■ **YOUR GOAL**: How many lines of these records hold the string "sulla"? Reply with the number alone.

----

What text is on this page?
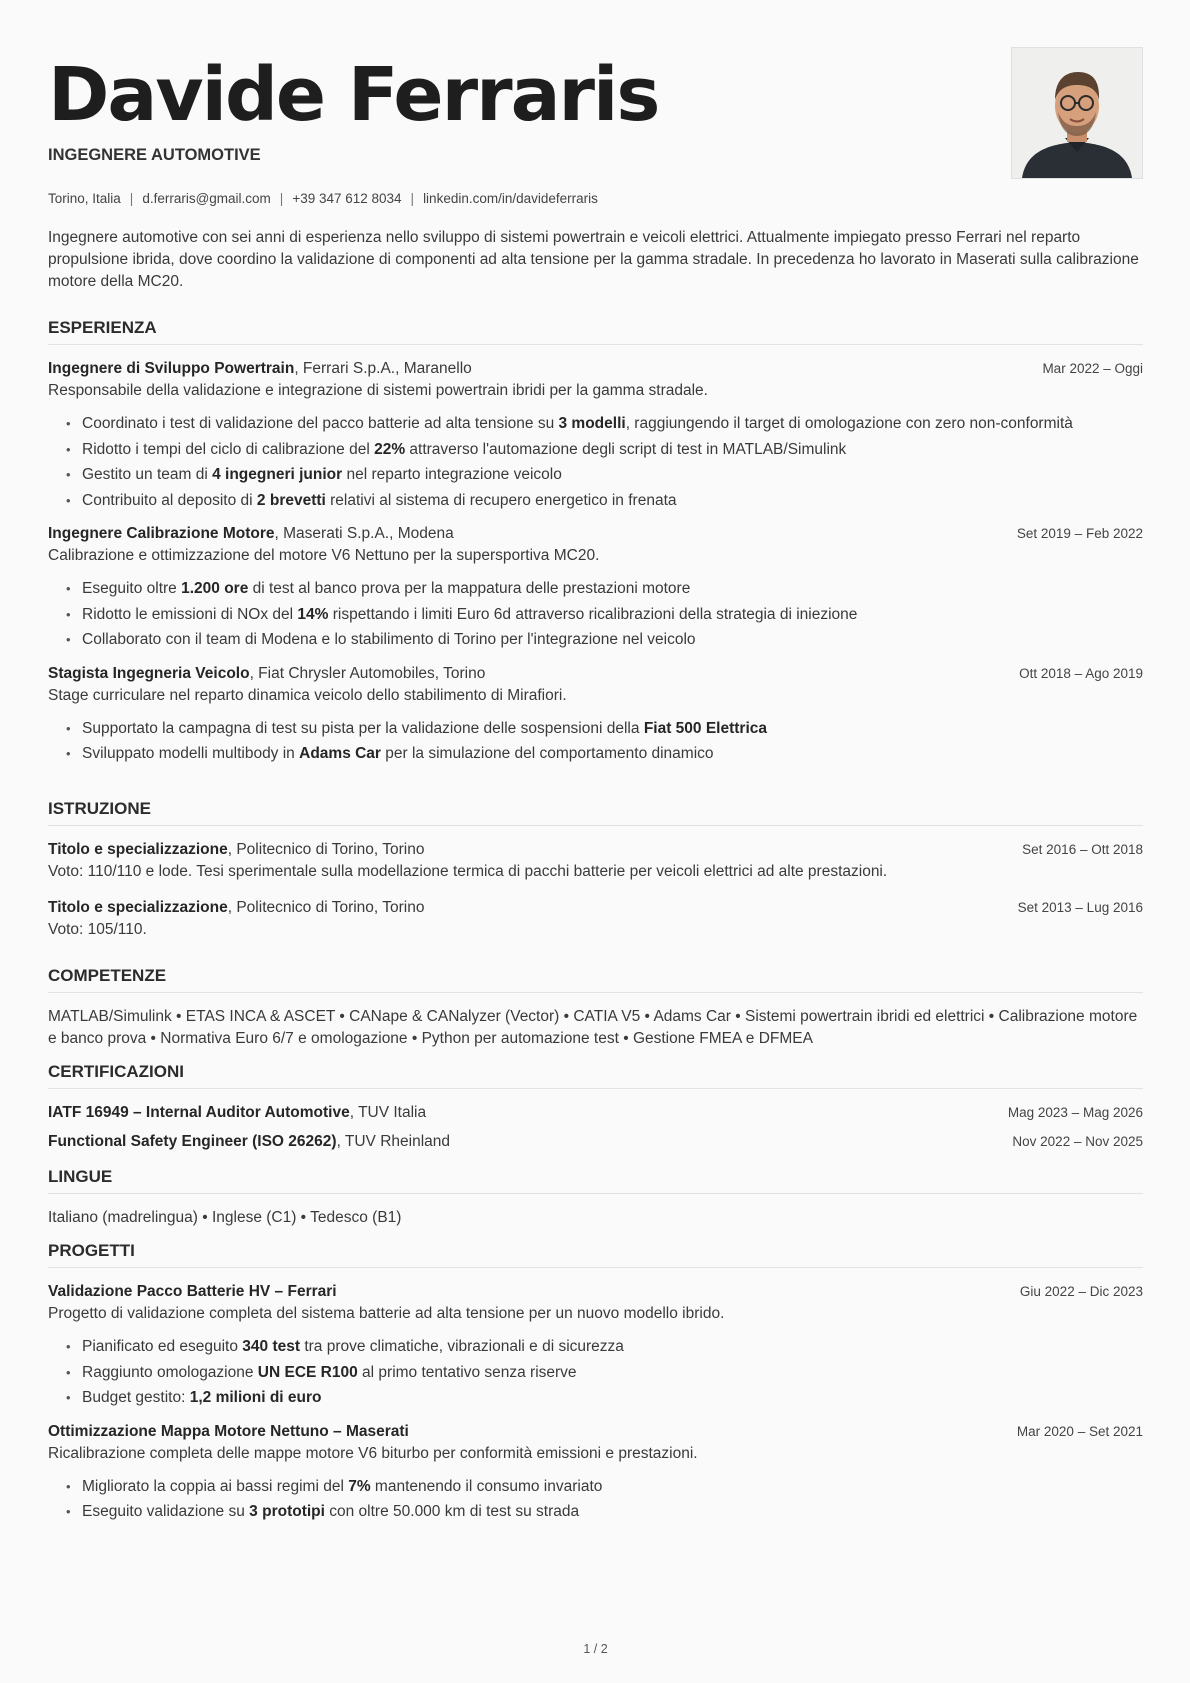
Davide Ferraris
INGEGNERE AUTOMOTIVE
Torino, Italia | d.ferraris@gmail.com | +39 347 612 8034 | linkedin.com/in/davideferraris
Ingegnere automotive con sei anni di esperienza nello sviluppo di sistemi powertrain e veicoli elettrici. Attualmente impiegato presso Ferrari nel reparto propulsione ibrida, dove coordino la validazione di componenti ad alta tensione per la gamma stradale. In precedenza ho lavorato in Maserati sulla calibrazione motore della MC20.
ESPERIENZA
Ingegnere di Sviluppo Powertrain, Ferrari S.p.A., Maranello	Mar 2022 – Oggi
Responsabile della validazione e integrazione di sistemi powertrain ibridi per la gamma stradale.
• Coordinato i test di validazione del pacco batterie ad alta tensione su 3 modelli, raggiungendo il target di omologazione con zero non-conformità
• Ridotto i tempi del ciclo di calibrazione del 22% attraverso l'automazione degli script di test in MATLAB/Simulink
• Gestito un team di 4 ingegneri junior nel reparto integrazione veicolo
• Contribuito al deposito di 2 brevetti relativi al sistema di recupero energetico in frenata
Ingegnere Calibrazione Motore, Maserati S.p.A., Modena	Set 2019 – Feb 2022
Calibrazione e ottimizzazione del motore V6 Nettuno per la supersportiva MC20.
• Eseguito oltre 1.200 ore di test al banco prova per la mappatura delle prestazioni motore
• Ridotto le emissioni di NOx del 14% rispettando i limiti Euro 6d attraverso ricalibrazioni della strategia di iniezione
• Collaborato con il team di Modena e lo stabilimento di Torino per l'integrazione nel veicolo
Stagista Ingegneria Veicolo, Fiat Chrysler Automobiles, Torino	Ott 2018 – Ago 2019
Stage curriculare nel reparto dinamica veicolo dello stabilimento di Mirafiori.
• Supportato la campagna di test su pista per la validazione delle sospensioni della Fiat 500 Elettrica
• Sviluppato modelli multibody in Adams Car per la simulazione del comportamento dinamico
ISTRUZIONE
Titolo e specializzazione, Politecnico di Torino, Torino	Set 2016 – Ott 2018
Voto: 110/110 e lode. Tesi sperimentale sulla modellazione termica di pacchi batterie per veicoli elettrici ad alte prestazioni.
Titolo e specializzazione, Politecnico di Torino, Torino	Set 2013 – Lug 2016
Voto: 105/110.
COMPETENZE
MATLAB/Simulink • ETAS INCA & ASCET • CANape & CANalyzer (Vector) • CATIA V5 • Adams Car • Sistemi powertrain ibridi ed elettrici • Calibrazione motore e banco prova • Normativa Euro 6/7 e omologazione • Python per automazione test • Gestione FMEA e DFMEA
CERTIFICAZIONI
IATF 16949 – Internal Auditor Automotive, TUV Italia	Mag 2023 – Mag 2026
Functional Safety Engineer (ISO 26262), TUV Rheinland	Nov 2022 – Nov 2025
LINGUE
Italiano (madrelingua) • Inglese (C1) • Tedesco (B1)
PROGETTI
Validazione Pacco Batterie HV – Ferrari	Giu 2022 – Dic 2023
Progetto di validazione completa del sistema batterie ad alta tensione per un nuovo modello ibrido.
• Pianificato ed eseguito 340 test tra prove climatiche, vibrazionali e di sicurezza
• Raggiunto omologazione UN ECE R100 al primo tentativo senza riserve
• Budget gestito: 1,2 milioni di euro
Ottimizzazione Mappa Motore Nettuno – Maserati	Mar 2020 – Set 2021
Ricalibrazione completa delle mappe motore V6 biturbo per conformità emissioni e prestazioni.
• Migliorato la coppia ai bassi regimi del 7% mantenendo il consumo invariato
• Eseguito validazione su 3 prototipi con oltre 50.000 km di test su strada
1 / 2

----

■ **RESPONSE TO THIS TASK**: 2